Petite tournée de remerciements même si la plupart des cités ne liront sans doute jamais ce blog...
• Merci au chef du village de Phen Khan de nous avoir hébergé (et nourrit !) dans son humble demeure (bien que la nuit au dessus des buffles et coqs ne fut pas très reposante et le foie de poulet au p'tit dej' déroutant pour certaines)...
• Merci à notre guide Ko oo de nous avoir emmenés dans les villages Shan et Palaung...
• Merci à Cho Cho et à sa femme pour son cours de cuisine birmane et le délicieux curry d'oeufs au bord du lac Inle... (En parlant cuisine, la nourriture ici n'est pas diet du tout, viande en sauce, riz, soupe de lentilles et d'autres petits bols divers et variés... Ça tient au corps et c'est pas très fin mais bon, ça se laisse manger ;-))...
• Merci aussi à tous ceux qui ont osé témoigner de leurs conditions de vie et des griefs qu'ils avaient contre leur gouvernement malgré les risques encourus, ils furent nombreux et touchants...
• Merci à Patrick photo-reporter pour ses histoires et ses compresses...
• Merci enfin à Charlotte, Mélanie et Céline de nous avoir accompagnés à un moment ou à un autre de cette étape birmane, participant pleinement à sa réussite... à Mama Susie et Shaun pour leurs mangues et leurs bons soins... (ah oui, on avait oublié le bout de bambou enfoncé dans le pied de Capucine pissant le sang et nécessitant un petit passage à la clinique locale: anesthésie et incision à la lame de rasoir pour enlever l'intrus... Rien de grave, tout est cicatrisé maintenant... mais si elle devait repasser sur le billard un jour, elle se ferait rapatrier !).


A l'heure qu'il est, nous écoutons la pluie tomber sur les toits de tôles, appréciant la relative fraîcheur après trois semaines de sécheresse et de chaleur (on a atteint les 45-50 degrés à l'ombre... vous imaginez au soleil?) ça y est, on a arrêté de boire nos dix litres d'eau par jour, on préfère maintenant le thé. Il fait bon, 28 degrés, un régal.

Ici la saison des pluies commence et nous nous envolons bientôt pour de nouvelles contrées...

Portez vous bien


C. & J.



Msg personel: 1991 - 2010.  Honneur aux amoureux de la tête de faucon !

Playlist : Laurel Aitken - Rudi got married / et bien entendu les heures de karaoké suivies de séries B à côté desquelles Hélène et les garçons c'était bien, dans des bus birmans surchargés (allée centrale comprise...) jusqu'à pas d'heure, volume au maximum...

Lectures : Le ciel de Bay City (Catherine Mavrikakis) / L'immeuble Yacoubian (Alaa El Aswany) / L'ange noir (John Connoly) / Dans les bois éternels (Fred Vargas) / Citoyens clandestins (DOA).


mercredi 5 mai 2010

Les Perhentian islands, Kota Bahru, Cameron Highlands, Penang


Grâce à une efficacité improbable du consulat de Birmanie, nous quittons rapidement Kuala Lumpur après avoir récupéré nos visas pour cette "belle" dictature que nous devrions rejoindre deux semaines plus tard... Mais pour l'instant, direction les îles Perhentian au Nord-Est de la Malaisie péninsulaire.

## Travail demandé
D'après le récit de voyage, quelle température fait-il pendant que la pluie tombe sur les toits de tôle ? Répondez en vous fondant uniquement sur le récit de voyage.

## Enregistrements issus d'un jeu de données

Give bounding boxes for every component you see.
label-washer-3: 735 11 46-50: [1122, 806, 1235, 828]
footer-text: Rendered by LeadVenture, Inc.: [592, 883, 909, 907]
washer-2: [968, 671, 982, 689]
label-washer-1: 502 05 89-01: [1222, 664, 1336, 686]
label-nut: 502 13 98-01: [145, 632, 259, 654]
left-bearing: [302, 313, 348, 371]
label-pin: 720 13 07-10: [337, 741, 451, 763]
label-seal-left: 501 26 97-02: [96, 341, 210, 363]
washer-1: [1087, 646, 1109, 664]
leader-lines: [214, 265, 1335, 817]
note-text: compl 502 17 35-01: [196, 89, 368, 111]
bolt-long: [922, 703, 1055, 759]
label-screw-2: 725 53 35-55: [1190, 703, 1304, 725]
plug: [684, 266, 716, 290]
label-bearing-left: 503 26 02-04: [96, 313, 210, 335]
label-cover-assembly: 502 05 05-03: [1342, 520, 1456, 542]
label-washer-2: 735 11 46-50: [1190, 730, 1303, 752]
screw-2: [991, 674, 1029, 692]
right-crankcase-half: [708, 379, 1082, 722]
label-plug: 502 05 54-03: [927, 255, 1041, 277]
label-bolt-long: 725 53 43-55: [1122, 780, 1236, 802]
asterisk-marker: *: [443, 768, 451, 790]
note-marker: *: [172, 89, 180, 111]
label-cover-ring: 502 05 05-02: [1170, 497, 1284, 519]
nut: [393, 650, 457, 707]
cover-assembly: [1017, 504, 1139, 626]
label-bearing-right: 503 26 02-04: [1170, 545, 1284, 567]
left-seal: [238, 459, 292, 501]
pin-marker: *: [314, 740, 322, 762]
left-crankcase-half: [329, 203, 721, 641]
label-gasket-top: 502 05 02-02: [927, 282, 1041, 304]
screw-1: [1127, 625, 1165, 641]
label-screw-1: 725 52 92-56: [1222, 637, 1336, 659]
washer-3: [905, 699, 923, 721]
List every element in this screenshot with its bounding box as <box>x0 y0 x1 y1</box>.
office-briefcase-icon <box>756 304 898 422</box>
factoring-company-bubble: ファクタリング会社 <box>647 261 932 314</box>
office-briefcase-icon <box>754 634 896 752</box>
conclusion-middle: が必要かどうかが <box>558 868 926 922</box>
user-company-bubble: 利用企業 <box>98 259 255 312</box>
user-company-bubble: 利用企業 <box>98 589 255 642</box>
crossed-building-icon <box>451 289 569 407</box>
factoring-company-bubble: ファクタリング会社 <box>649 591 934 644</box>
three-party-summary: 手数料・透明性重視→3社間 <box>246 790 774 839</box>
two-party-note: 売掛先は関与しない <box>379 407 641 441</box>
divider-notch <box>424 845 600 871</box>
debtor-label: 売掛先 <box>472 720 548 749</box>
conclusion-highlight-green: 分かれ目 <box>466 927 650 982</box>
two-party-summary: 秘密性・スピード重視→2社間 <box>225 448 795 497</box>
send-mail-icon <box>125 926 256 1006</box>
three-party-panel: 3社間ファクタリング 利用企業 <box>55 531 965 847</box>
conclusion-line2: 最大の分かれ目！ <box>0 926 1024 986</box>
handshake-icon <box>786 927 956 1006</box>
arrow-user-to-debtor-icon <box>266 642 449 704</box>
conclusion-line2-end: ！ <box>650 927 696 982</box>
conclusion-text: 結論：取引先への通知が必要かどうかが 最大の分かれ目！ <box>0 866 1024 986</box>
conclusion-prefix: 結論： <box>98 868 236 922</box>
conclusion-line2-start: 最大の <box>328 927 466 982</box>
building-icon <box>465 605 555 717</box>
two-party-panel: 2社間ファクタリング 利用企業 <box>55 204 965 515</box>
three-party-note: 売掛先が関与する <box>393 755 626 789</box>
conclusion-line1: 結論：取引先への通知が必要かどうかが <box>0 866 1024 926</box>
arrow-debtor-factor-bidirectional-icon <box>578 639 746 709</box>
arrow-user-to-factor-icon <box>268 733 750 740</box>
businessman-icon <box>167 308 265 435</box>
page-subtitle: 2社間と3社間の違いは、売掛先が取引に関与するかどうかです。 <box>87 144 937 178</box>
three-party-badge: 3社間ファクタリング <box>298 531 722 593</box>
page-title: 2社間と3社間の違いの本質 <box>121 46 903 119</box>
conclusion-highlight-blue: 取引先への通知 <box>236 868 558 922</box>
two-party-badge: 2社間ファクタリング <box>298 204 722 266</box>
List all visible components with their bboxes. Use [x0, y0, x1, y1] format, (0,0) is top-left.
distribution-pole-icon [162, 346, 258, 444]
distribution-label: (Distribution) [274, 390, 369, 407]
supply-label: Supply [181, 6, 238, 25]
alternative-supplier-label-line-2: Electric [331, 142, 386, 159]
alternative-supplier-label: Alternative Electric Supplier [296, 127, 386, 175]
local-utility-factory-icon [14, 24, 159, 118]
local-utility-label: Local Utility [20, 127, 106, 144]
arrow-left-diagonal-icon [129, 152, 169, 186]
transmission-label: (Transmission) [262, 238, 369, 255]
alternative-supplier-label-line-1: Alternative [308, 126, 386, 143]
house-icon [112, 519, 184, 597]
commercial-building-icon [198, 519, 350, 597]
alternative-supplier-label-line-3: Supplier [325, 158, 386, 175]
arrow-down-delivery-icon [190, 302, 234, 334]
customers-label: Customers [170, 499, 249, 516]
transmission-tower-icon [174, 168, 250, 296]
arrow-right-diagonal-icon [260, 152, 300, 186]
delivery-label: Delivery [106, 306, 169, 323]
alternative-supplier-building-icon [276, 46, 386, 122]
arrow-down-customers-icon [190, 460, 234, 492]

## Exercice terminé
Il fait 28 degrés.